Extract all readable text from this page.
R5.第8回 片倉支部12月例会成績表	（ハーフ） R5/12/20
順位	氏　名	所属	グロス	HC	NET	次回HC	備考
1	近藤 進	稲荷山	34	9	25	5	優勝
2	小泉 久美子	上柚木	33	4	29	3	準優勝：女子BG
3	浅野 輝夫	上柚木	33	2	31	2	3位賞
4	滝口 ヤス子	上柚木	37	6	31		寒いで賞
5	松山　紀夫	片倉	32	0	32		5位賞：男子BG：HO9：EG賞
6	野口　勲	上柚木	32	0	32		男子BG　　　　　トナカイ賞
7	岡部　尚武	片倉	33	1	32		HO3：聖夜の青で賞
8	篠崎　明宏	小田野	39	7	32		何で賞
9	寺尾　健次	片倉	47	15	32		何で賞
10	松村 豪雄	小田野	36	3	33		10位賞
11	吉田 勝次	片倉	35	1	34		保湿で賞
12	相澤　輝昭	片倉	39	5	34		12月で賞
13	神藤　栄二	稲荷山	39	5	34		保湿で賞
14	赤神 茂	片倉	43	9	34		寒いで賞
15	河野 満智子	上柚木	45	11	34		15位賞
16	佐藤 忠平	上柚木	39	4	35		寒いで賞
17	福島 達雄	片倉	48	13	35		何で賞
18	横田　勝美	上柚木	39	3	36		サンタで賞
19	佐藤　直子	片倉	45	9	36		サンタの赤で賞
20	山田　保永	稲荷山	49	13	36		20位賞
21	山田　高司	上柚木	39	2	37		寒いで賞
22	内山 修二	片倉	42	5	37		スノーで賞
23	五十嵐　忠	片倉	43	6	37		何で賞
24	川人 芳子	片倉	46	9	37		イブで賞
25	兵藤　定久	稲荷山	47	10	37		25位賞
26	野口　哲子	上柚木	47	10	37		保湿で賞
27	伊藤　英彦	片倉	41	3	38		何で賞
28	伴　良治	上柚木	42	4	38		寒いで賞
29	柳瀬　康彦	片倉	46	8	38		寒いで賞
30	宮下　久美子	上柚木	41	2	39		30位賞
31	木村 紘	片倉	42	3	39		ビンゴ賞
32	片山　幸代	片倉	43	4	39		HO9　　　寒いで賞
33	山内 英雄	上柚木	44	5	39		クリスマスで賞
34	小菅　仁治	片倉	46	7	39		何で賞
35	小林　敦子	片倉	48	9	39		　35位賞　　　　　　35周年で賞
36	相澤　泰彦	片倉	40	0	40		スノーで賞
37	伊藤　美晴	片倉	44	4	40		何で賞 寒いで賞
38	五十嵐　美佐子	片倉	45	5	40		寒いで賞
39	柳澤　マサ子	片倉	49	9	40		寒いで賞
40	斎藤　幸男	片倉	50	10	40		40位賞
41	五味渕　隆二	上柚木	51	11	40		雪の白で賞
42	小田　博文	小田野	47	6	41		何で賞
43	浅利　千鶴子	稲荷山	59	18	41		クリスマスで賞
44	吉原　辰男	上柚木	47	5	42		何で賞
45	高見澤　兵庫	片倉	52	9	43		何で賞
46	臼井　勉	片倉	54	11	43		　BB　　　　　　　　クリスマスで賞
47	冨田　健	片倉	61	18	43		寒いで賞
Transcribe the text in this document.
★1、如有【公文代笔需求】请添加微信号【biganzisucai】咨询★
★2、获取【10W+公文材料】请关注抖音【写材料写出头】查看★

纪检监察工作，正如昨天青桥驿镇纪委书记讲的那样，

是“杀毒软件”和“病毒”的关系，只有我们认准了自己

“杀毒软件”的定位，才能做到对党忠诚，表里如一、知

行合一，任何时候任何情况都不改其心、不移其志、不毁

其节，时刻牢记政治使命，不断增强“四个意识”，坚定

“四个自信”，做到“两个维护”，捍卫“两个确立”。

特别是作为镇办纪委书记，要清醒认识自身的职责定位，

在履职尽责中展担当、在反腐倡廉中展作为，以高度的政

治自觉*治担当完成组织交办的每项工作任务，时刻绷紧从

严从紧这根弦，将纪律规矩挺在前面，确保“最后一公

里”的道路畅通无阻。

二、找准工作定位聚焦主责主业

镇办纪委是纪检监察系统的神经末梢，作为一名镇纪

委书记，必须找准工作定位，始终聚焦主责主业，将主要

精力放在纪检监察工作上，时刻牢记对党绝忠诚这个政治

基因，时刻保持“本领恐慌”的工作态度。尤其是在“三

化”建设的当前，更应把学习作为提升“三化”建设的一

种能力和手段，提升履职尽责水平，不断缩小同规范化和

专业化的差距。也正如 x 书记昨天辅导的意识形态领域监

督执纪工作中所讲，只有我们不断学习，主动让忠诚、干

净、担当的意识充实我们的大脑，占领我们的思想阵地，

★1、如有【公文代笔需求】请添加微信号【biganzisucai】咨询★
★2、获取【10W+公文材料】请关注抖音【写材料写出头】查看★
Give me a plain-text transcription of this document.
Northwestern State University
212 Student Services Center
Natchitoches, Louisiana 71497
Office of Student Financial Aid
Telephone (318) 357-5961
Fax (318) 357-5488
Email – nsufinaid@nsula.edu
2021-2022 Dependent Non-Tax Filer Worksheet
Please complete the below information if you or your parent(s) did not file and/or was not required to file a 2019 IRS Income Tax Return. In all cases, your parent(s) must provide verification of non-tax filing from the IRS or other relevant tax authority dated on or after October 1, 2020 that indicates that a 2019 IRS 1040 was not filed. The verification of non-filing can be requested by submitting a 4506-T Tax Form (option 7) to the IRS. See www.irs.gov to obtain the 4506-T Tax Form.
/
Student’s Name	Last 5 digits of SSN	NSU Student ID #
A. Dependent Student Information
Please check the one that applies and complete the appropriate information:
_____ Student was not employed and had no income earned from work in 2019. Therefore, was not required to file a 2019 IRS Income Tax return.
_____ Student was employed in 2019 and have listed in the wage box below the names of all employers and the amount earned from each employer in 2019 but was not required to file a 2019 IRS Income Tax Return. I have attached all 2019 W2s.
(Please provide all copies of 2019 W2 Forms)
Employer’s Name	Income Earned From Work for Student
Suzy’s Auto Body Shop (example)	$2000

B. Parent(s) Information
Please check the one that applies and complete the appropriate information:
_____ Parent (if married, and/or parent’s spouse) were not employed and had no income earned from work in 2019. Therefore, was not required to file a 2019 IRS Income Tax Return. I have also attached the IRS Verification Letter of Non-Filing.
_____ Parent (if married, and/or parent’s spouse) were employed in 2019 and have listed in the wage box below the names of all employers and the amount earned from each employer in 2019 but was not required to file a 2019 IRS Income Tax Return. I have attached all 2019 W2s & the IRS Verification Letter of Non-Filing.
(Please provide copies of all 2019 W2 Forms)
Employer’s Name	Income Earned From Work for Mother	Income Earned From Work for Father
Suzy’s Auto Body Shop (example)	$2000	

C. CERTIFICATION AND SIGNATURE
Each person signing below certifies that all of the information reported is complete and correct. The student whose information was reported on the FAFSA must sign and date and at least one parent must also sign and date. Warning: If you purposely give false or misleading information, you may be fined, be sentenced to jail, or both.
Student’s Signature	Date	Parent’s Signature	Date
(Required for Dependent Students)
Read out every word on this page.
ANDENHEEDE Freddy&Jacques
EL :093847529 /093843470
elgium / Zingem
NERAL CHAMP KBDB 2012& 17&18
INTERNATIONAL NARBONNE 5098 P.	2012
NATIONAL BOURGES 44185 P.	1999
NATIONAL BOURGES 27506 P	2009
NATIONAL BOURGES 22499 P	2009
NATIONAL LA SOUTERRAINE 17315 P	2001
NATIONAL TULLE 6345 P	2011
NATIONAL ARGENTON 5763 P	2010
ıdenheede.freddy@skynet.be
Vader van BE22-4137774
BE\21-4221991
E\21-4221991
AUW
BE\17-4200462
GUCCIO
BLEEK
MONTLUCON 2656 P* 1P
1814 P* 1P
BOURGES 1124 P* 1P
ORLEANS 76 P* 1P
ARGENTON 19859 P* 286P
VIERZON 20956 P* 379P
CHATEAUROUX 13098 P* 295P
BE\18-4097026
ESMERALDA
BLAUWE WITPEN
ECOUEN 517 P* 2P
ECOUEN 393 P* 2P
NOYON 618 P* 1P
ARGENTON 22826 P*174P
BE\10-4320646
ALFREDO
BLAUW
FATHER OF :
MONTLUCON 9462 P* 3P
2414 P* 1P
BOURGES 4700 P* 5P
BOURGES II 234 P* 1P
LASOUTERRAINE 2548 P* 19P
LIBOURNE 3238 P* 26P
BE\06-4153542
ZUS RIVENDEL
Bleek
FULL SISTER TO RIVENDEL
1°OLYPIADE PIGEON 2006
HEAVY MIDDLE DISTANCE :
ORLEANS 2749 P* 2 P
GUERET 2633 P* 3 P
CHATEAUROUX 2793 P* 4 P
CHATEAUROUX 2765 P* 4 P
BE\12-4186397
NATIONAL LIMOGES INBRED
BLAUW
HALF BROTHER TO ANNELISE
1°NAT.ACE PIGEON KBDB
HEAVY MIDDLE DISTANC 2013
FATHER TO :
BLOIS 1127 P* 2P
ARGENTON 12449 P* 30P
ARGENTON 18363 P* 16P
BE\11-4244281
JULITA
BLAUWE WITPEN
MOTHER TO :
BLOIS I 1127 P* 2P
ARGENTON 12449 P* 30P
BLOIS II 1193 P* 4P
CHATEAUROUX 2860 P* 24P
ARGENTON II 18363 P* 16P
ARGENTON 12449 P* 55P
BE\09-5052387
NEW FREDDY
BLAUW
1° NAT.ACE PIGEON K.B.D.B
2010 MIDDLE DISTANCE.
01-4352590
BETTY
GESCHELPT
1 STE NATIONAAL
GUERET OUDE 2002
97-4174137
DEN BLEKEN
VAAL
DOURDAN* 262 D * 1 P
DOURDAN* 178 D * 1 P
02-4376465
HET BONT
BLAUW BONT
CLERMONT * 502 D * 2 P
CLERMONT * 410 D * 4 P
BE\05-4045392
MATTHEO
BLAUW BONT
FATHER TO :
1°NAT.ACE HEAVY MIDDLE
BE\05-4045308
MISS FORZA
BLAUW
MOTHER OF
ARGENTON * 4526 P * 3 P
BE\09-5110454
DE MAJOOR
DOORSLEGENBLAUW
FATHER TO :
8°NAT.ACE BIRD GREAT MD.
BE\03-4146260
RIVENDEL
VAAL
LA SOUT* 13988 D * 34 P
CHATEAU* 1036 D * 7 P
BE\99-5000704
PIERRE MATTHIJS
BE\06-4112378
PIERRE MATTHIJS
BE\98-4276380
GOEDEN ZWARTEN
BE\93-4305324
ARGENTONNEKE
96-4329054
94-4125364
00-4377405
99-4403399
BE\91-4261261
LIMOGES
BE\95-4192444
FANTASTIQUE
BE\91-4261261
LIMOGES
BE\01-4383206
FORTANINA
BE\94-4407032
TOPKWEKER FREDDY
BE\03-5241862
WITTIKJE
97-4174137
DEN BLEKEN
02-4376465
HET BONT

■ Problem details:
Your answer should be a single number: the count of lines that contain "this".

■ Expected answer:
4